Records for this exercise -
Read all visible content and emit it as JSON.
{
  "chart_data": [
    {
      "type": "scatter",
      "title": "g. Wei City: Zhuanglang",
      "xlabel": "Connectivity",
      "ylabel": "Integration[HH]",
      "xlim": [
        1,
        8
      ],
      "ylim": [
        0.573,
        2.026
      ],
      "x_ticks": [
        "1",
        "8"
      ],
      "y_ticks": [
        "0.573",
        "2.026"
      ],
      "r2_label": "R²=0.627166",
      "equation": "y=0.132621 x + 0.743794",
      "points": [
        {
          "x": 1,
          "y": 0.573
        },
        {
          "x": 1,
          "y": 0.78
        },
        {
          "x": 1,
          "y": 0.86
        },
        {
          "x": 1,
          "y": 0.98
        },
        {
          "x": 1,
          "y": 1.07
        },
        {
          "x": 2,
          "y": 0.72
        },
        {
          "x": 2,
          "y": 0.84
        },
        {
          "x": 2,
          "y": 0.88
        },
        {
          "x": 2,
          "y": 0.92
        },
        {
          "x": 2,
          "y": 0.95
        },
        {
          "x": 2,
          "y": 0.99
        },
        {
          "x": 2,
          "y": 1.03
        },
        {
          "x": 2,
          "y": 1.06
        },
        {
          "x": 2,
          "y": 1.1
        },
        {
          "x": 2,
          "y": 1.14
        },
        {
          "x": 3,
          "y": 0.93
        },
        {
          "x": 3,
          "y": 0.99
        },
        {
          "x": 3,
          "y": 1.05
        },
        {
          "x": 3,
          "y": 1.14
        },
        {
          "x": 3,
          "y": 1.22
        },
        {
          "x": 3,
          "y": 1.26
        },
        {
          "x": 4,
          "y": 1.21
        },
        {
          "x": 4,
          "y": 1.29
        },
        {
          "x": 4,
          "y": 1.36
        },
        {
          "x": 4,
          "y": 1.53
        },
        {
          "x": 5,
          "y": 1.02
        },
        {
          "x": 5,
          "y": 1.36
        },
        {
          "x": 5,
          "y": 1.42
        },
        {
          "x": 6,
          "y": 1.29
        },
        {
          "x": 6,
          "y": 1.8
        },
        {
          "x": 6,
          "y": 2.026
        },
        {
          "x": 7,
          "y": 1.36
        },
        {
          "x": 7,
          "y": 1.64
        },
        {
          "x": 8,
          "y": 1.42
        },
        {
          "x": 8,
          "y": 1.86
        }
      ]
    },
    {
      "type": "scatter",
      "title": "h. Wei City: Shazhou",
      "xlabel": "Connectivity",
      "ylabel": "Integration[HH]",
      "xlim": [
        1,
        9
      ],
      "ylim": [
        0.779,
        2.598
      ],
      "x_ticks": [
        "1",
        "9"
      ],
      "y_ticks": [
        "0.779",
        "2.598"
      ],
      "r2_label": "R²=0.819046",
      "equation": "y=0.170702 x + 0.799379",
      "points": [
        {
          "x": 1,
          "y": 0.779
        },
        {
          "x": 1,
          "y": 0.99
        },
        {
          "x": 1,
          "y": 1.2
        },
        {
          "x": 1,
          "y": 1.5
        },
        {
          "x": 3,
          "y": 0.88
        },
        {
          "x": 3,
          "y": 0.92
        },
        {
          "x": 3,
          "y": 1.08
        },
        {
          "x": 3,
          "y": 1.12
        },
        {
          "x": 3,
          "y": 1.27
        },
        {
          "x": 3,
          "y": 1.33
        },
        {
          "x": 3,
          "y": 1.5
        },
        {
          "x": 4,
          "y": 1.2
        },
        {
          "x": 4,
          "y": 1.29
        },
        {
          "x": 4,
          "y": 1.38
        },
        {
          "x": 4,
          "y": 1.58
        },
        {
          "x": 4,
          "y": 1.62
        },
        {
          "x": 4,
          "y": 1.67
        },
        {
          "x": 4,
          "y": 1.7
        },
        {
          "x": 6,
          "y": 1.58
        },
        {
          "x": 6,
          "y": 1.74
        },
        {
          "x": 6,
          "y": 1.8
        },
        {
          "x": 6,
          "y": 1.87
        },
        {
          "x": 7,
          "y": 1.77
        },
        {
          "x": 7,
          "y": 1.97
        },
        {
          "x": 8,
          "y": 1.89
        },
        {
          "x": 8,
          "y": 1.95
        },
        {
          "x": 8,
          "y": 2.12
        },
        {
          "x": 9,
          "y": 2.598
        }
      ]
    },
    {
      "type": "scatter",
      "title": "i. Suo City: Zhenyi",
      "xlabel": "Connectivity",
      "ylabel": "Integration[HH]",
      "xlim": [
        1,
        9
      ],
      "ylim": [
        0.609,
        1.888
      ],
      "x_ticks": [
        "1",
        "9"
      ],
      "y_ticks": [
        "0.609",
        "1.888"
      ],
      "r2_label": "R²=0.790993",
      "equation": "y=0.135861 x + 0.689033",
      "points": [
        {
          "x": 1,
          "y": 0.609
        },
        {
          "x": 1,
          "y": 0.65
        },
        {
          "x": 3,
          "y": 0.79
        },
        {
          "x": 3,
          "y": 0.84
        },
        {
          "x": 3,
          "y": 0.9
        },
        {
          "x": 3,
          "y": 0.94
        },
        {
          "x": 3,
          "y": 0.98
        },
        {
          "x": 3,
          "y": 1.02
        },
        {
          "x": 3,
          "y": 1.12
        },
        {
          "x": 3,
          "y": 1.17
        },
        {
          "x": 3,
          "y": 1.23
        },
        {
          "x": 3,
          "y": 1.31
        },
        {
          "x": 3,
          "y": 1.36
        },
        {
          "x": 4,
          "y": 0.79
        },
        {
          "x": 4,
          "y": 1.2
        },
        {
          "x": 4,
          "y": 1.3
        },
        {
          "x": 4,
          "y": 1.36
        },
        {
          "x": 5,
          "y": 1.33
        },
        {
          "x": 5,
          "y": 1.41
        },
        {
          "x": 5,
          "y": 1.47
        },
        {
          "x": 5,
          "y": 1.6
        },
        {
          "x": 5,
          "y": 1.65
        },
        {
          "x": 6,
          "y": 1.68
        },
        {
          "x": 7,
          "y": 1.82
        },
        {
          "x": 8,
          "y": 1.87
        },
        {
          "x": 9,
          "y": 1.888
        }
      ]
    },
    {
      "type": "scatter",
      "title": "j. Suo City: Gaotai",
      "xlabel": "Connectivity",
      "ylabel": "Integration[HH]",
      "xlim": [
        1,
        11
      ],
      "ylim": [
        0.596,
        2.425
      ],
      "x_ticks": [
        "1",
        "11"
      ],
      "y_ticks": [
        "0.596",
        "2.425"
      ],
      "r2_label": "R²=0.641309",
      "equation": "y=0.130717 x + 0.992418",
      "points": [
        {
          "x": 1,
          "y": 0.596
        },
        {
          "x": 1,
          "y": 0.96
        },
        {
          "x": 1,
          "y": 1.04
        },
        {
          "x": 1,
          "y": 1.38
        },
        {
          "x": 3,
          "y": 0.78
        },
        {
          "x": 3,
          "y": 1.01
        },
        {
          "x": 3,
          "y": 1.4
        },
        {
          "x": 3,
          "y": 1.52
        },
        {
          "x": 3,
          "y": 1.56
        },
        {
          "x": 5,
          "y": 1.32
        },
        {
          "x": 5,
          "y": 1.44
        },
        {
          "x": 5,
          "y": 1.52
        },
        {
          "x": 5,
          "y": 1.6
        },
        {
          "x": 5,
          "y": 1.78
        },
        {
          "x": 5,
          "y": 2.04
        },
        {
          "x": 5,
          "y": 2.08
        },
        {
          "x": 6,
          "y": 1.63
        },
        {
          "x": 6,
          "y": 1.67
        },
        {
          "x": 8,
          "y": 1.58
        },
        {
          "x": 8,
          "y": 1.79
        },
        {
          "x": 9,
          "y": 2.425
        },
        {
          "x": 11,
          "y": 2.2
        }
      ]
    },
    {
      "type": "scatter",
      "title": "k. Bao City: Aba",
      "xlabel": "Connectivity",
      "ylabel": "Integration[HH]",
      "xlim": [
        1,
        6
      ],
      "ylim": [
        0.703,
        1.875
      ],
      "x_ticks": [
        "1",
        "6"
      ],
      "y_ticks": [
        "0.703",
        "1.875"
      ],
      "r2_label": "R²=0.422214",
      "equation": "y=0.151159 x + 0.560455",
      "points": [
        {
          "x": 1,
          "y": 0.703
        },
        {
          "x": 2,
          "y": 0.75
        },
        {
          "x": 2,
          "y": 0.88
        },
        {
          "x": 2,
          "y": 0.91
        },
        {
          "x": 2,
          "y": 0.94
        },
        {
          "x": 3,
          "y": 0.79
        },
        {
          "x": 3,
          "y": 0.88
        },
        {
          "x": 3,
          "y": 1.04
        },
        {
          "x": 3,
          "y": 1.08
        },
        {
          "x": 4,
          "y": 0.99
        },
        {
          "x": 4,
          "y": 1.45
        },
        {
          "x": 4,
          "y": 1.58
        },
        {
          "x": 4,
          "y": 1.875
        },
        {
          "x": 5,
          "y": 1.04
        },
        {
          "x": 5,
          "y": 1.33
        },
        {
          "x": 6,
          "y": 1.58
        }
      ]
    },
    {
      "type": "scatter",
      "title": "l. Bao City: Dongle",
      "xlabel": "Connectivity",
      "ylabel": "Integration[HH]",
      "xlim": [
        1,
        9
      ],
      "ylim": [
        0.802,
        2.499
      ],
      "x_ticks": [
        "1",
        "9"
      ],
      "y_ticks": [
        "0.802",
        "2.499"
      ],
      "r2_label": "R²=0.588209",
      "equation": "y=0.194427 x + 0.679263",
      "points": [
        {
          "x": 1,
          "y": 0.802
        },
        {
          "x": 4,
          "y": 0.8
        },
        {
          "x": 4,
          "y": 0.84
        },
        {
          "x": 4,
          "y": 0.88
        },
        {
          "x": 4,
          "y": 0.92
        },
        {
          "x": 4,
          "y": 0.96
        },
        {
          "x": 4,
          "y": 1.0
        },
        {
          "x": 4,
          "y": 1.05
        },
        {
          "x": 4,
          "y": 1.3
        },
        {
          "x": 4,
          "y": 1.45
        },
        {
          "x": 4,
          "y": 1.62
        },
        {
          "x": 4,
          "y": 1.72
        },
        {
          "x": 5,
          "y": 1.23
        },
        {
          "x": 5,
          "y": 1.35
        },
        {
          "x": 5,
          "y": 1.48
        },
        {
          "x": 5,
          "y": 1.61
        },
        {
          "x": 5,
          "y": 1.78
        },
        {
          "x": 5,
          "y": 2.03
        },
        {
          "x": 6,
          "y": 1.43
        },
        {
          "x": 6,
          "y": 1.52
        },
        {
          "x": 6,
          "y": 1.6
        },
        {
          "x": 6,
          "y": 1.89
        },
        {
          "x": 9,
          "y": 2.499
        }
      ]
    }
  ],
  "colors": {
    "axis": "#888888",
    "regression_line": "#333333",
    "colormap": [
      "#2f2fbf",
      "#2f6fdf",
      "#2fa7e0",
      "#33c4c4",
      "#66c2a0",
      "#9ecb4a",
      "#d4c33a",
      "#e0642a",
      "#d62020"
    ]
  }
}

Exercise task - Copy out each line in the preceding records that contains "title".

In response -
      "title": "g. Wei City: Zhuanglang",
      "title": "h. Wei City: Shazhou",
      "title": "i. Suo City: Zhenyi",
      "title": "j. Suo City: Gaotai",
      "title": "k. Bao City: Aba",
      "title": "l. Bao City: Dongle",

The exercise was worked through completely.